### Written instruction
Transcribe the material exactly. Images do not belong in the copy.

* begin *

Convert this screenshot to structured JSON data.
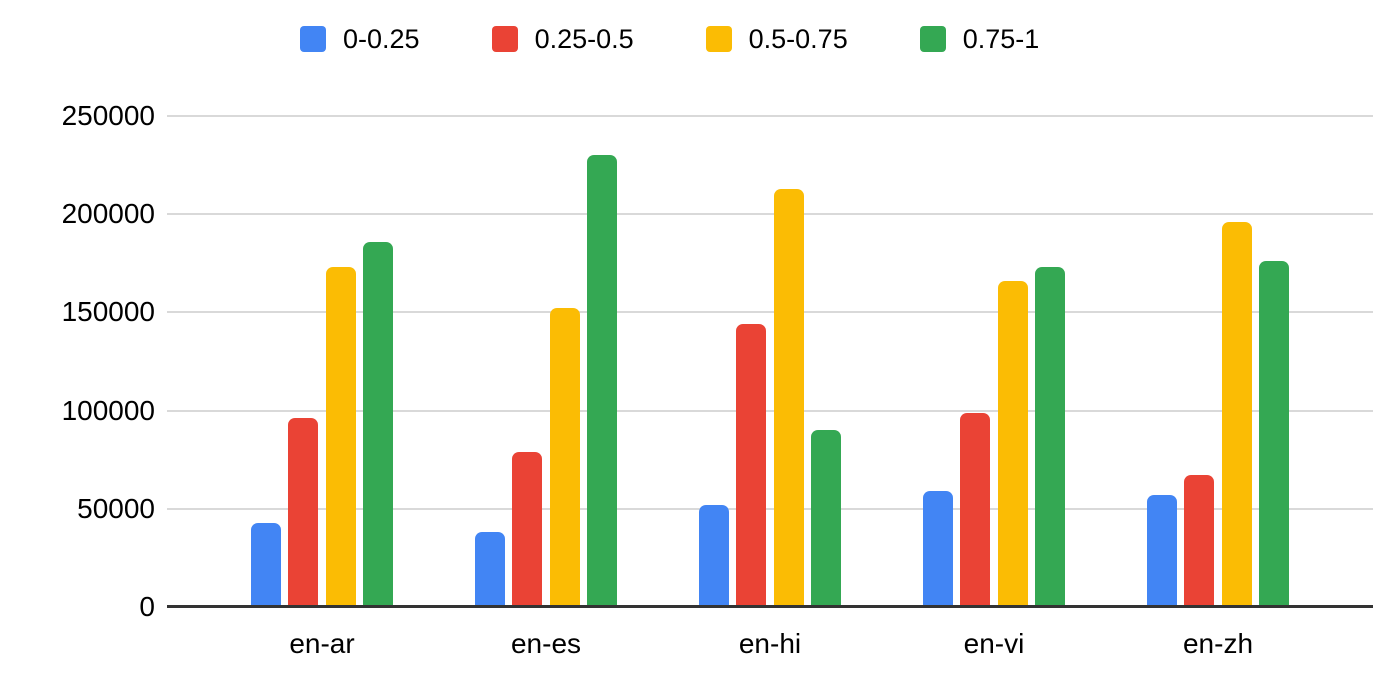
{
  "chart_data": {
    "type": "bar",
    "title": "",
    "categories": [
      "en-ar",
      "en-es",
      "en-hi",
      "en-vi",
      "en-zh"
    ],
    "series": [
      {
        "name": "0-0.25",
        "color": "#4285F4",
        "values": [
          43000,
          38000,
          52000,
          59000,
          57000
        ]
      },
      {
        "name": "0.25-0.5",
        "color": "#EA4335",
        "values": [
          96000,
          79000,
          144000,
          99000,
          67000
        ]
      },
      {
        "name": "0.5-0.75",
        "color": "#FBBC04",
        "values": [
          173000,
          152000,
          213000,
          166000,
          196000
        ]
      },
      {
        "name": "0.75-1",
        "color": "#34A853",
        "values": [
          186000,
          230000,
          90000,
          173000,
          176000
        ]
      }
    ],
    "xlabel": "",
    "ylabel": "",
    "ylim": [
      0,
      250000
    ],
    "ytick_step": 50000,
    "ytick_labels": [
      "0",
      "50000",
      "100000",
      "150000",
      "200000",
      "250000"
    ],
    "grid": true,
    "legend_position": "top",
    "gridline_color": "#d9d9d9",
    "axis_line_color": "#333333",
    "text_color": "#000000",
    "background_color": "#ffffff"
  }
}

* end *

### The answer
Convert this screenshot to structured JSON data.
{
  "chart_data": {
    "type": "bar",
    "title": "",
    "categories": [
      "en-ar",
      "en-es",
      "en-hi",
      "en-vi",
      "en-zh"
    ],
    "series": [
      {
        "name": "0-0.25",
        "color": "#4285F4",
        "values": [
          43000,
          38000,
          52000,
          59000,
          57000
        ]
      },
      {
        "name": "0.25-0.5",
        "color": "#EA4335",
        "values": [
          96000,
          79000,
          144000,
          99000,
          67000
        ]
      },
      {
        "name": "0.5-0.75",
        "color": "#FBBC04",
        "values": [
          173000,
          152000,
          213000,
          166000,
          196000
        ]
      },
      {
        "name": "0.75-1",
        "color": "#34A853",
        "values": [
          186000,
          230000,
          90000,
          173000,
          176000
        ]
      }
    ],
    "xlabel": "",
    "ylabel": "",
    "ylim": [
      0,
      250000
    ],
    "ytick_step": 50000,
    "ytick_labels": [
      "0",
      "50000",
      "100000",
      "150000",
      "200000",
      "250000"
    ],
    "grid": true,
    "legend_position": "top",
    "gridline_color": "#d9d9d9",
    "axis_line_color": "#333333",
    "text_color": "#000000",
    "background_color": "#ffffff"
  }
}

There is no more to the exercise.